**WHAT TO WORK ON**
Identify all lines in the data containing the string "true". Copy them out.

**AVAILABLE DATA**
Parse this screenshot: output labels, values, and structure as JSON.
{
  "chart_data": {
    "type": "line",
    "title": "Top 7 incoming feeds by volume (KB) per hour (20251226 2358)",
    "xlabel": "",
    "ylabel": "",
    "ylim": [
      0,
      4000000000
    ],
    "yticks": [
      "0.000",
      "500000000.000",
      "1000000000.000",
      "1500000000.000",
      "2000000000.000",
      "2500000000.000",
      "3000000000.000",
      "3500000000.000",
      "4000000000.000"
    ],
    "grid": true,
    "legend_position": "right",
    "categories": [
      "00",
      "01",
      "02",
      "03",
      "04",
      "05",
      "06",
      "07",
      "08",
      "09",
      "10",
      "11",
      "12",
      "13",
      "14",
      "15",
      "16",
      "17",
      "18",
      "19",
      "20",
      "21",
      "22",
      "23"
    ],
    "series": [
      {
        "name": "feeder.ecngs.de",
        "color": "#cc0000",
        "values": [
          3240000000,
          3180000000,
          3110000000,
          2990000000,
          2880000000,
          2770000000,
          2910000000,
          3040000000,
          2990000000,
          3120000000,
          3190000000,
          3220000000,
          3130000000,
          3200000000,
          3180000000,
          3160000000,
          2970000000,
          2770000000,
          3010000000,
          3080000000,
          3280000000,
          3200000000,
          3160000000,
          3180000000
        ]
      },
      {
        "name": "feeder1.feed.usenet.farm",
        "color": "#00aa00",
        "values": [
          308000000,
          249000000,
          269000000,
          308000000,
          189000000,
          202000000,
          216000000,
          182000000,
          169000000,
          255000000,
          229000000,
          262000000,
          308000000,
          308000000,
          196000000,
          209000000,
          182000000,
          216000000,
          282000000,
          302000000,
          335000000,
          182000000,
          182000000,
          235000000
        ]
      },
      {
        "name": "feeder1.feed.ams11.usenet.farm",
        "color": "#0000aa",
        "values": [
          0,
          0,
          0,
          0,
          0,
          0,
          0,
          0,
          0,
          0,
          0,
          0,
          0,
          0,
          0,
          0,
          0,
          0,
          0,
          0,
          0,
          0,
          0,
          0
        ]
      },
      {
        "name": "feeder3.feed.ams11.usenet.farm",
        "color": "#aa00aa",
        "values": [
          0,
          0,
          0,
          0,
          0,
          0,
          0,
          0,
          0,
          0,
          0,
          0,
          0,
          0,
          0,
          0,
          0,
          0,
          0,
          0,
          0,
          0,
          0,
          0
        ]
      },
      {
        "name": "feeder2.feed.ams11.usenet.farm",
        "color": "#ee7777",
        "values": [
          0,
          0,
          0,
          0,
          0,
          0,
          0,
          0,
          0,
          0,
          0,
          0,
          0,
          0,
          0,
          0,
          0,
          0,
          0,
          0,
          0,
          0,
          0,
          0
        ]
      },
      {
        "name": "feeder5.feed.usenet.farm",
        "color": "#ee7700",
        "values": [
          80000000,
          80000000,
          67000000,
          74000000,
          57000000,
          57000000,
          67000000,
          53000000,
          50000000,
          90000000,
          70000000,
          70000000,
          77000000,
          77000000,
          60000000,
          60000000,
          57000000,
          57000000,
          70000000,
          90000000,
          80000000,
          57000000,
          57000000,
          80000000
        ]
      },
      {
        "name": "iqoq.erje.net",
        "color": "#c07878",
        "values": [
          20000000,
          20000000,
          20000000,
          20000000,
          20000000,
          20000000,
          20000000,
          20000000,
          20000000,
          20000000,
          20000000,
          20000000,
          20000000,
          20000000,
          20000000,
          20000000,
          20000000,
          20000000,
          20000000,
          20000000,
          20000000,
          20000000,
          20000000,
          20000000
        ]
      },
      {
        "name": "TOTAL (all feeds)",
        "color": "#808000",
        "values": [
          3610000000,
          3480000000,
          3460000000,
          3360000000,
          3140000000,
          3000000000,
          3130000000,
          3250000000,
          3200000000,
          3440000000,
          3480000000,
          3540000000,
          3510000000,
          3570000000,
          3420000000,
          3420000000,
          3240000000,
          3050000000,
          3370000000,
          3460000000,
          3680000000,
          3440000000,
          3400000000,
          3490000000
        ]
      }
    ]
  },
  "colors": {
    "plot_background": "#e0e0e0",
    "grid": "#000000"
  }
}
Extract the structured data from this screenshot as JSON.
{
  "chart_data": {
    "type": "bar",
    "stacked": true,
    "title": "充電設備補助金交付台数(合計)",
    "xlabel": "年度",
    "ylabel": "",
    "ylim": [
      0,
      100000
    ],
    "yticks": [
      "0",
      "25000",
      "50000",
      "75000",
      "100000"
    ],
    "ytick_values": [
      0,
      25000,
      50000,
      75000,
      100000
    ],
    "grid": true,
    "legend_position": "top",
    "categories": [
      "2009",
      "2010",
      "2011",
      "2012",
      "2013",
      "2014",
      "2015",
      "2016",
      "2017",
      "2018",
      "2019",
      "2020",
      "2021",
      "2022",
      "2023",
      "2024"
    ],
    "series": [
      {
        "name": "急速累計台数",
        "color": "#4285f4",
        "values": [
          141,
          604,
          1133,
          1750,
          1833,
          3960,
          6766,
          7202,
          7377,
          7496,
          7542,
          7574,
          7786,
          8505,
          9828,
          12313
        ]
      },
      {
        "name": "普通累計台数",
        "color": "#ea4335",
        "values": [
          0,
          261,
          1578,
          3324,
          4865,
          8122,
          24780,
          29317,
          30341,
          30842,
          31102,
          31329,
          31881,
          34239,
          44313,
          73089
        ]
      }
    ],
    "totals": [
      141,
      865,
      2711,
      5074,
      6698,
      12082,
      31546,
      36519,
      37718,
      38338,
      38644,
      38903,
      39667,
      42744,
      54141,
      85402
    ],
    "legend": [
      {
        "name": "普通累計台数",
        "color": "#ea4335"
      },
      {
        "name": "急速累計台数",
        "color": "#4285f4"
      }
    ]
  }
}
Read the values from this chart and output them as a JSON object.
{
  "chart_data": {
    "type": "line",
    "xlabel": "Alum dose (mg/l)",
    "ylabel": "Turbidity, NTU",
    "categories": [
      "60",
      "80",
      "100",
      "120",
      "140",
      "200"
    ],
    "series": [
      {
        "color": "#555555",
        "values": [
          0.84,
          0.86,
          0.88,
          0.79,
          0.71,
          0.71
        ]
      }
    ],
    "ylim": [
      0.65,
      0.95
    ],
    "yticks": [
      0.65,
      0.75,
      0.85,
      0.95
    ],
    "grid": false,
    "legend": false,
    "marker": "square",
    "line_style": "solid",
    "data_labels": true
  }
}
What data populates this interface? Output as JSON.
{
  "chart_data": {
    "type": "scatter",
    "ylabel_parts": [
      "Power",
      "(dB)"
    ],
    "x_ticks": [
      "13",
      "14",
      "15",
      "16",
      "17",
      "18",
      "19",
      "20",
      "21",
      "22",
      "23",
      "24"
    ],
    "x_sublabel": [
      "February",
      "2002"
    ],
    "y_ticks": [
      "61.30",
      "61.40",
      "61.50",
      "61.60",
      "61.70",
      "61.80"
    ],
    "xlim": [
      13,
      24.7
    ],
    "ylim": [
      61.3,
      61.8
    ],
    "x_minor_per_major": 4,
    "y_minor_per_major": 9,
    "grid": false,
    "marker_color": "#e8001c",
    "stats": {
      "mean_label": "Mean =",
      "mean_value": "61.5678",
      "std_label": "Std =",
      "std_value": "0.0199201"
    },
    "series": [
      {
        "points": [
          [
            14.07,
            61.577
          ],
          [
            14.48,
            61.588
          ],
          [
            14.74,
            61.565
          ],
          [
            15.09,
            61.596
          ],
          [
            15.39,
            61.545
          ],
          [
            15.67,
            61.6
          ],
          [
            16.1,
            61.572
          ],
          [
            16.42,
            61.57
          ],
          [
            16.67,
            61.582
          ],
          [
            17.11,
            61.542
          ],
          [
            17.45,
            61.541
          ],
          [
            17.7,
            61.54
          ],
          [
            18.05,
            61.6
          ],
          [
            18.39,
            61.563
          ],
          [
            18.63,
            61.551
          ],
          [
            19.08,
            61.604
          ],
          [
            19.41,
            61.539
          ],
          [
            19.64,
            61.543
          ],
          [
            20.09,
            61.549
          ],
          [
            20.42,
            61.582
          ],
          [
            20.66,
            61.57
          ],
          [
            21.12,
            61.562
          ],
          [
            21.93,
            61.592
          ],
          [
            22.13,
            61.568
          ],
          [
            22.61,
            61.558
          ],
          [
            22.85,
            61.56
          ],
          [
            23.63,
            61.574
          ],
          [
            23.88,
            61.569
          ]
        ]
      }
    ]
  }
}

**ANSWER TO THE TASK**
    "grid": true,
    "stacked": true,
    "grid": true,
    "data_labels": true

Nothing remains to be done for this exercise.